# Records supplied

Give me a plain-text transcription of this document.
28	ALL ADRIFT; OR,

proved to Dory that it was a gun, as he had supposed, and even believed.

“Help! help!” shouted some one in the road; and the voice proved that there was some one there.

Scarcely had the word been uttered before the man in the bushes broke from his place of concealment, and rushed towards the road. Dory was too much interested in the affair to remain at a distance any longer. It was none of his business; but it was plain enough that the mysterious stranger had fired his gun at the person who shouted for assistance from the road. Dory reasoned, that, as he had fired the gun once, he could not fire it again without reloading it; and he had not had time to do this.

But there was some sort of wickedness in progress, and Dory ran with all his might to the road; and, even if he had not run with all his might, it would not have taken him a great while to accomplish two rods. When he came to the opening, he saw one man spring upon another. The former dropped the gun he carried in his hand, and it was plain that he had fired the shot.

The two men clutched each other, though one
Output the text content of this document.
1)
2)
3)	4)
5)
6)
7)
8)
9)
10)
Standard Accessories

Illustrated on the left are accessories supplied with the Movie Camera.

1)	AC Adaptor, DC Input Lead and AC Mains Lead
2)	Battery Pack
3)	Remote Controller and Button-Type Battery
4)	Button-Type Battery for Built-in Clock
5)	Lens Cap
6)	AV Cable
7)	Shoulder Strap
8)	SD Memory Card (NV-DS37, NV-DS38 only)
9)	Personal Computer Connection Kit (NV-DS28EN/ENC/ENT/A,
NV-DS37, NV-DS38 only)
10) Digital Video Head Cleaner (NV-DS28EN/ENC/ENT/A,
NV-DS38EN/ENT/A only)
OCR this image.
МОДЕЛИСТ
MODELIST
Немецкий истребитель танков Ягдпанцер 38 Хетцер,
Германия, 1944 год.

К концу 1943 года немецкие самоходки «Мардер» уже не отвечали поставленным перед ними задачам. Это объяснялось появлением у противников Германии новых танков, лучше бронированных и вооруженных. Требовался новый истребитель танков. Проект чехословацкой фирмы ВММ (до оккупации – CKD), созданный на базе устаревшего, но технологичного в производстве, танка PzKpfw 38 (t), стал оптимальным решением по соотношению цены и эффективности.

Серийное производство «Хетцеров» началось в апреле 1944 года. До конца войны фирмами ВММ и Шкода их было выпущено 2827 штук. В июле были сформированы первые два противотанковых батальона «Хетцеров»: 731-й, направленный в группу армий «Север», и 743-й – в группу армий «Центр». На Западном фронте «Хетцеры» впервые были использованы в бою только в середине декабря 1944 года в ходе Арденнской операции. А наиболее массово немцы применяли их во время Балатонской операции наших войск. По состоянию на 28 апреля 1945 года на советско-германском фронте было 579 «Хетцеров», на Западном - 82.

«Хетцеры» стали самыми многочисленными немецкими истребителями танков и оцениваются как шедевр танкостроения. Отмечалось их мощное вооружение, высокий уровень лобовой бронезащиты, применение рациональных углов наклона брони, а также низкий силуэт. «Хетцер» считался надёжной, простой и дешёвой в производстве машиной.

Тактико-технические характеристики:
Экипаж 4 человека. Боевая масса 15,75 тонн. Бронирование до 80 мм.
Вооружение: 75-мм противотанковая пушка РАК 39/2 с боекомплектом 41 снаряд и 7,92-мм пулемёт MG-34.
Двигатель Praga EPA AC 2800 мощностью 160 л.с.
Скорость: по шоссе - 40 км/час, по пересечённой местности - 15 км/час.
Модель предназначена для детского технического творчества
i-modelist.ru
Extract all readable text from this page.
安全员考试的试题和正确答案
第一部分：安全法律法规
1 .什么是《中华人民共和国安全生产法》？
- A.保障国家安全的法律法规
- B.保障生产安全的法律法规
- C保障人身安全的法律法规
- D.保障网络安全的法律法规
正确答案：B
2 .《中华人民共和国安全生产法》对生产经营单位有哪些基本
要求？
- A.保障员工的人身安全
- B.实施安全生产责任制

# Problem details
Recopy the entries above in their entirety, exactly.

# Solution below
Give me a plain-text transcription of this document.
28	ALL ADRIFT; OR,

proved to Dory that it was a gun, as he had supposed, and even believed.

“Help! help!” shouted some one in the road; and the voice proved that there was some one there.

Scarcely had the word been uttered before the man in the bushes broke from his place of concealment, and rushed towards the road. Dory was too much interested in the affair to remain at a distance any longer. It was none of his business; but it was plain enough that the mysterious stranger had fired his gun at the person who shouted for assistance from the road. Dory reasoned, that, as he had fired the gun once, he could not fire it again without reloading it; and he had not had time to do this.

But there was some sort of wickedness in progress, and Dory ran with all his might to the road; and, even if he had not run with all his might, it would not have taken him a great while to accomplish two rods. When he came to the opening, he saw one man spring upon another. The former dropped the gun he carried in his hand, and it was plain that he had fired the shot.

The two men clutched each other, though one
Output the text content of this document.
1)
2)
3)	4)
5)
6)
7)
8)
9)
10)
Standard Accessories

Illustrated on the left are accessories supplied with the Movie Camera.

1)	AC Adaptor, DC Input Lead and AC Mains Lead
2)	Battery Pack
3)	Remote Controller and Button-Type Battery
4)	Button-Type Battery for Built-in Clock
5)	Lens Cap
6)	AV Cable
7)	Shoulder Strap
8)	SD Memory Card (NV-DS37, NV-DS38 only)
9)	Personal Computer Connection Kit (NV-DS28EN/ENC/ENT/A,
NV-DS37, NV-DS38 only)
10) Digital Video Head Cleaner (NV-DS28EN/ENC/ENT/A,
NV-DS38EN/ENT/A only)
OCR this image.
МОДЕЛИСТ
MODELIST
Немецкий истребитель танков Ягдпанцер 38 Хетцер,
Германия, 1944 год.

К концу 1943 года немецкие самоходки «Мардер» уже не отвечали поставленным перед ними задачам. Это объяснялось появлением у противников Германии новых танков, лучше бронированных и вооруженных. Требовался новый истребитель танков. Проект чехословацкой фирмы ВММ (до оккупации – CKD), созданный на базе устаревшего, но технологичного в производстве, танка PzKpfw 38 (t), стал оптимальным решением по соотношению цены и эффективности.

Серийное производство «Хетцеров» началось в апреле 1944 года. До конца войны фирмами ВММ и Шкода их было выпущено 2827 штук. В июле были сформированы первые два противотанковых батальона «Хетцеров»: 731-й, направленный в группу армий «Север», и 743-й – в группу армий «Центр». На Западном фронте «Хетцеры» впервые были использованы в бою только в середине декабря 1944 года в ходе Арденнской операции. А наиболее массово немцы применяли их во время Балатонской операции наших войск. По состоянию на 28 апреля 1945 года на советско-германском фронте было 579 «Хетцеров», на Западном - 82.

«Хетцеры» стали самыми многочисленными немецкими истребителями танков и оцениваются как шедевр танкостроения. Отмечалось их мощное вооружение, высокий уровень лобовой бронезащиты, применение рациональных углов наклона брони, а также низкий силуэт. «Хетцер» считался надёжной, простой и дешёвой в производстве машиной.

Тактико-технические характеристики:
Экипаж 4 человека. Боевая масса 15,75 тонн. Бронирование до 80 мм.
Вооружение: 75-мм противотанковая пушка РАК 39/2 с боекомплектом 41 снаряд и 7,92-мм пулемёт MG-34.
Двигатель Praga EPA AC 2800 мощностью 160 л.с.
Скорость: по шоссе - 40 км/час, по пересечённой местности - 15 км/час.
Модель предназначена для детского технического творчества
i-modelist.ru
Extract all readable text from this page.
安全员考试的试题和正确答案
第一部分：安全法律法规
1 .什么是《中华人民共和国安全生产法》？
- A.保障国家安全的法律法规
- B.保障生产安全的法律法规
- C保障人身安全的法律法规
- D.保障网络安全的法律法规
正确答案：B
2 .《中华人民共和国安全生产法》对生产经营单位有哪些基本
要求？
- A.保障员工的人身安全
- B.实施安全生产责任制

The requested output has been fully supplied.